• **Goal**
Put every line of the data below into a Markdown table with two columns, Row and Entry. Number the rows in order and leave out any blank lines.

• **Records to process**
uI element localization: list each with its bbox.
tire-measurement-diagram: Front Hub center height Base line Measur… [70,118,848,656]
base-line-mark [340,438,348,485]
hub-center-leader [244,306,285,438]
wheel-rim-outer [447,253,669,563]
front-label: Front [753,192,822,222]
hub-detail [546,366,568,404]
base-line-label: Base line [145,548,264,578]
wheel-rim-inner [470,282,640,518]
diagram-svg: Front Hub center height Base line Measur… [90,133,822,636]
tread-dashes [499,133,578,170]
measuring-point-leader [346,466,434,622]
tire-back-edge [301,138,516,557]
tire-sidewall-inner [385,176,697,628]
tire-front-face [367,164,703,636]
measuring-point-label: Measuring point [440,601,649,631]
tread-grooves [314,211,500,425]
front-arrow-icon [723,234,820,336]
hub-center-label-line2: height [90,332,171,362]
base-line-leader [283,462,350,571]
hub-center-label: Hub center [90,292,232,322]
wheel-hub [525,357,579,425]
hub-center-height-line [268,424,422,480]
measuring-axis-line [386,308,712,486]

• **Full output**
| Row | Entry |
|---|---|
| 1 | uI element localization: list each with its bbox. |
| 2 | tire-measurement-diagram: Front Hub center height Base line Measur… [70,118,848,656] |
| 3 | base-line-mark [340,438,348,485] |
| 4 | hub-center-leader [244,306,285,438] |
| 5 | wheel-rim-outer [447,253,669,563] |
| 6 | front-label: Front [753,192,822,222] |
| 7 | hub-detail [546,366,568,404] |
| 8 | base-line-label: Base line [145,548,264,578] |
| 9 | wheel-rim-inner [470,282,640,518] |
| 10 | diagram-svg: Front Hub center height Base line Measur… [90,133,822,636] |
| 11 | tread-dashes [499,133,578,170] |
| 12 | measuring-point-leader [346,466,434,622] |
| 13 | tire-back-edge [301,138,516,557] |
| 14 | tire-sidewall-inner [385,176,697,628] |
| 15 | tire-front-face [367,164,703,636] |
| 16 | measuring-point-label: Measuring point [440,601,649,631] |
| 17 | tread-grooves [314,211,500,425] |
| 18 | front-arrow-icon [723,234,820,336] |
| 19 | hub-center-label-line2: height [90,332,171,362] |
| 20 | base-line-leader [283,462,350,571] |
| 21 | hub-center-label: Hub center [90,292,232,322] |
| 22 | wheel-hub [525,357,579,425] |
| 23 | hub-center-height-line [268,424,422,480] |
| 24 | measuring-axis-line [386,308,712,486] |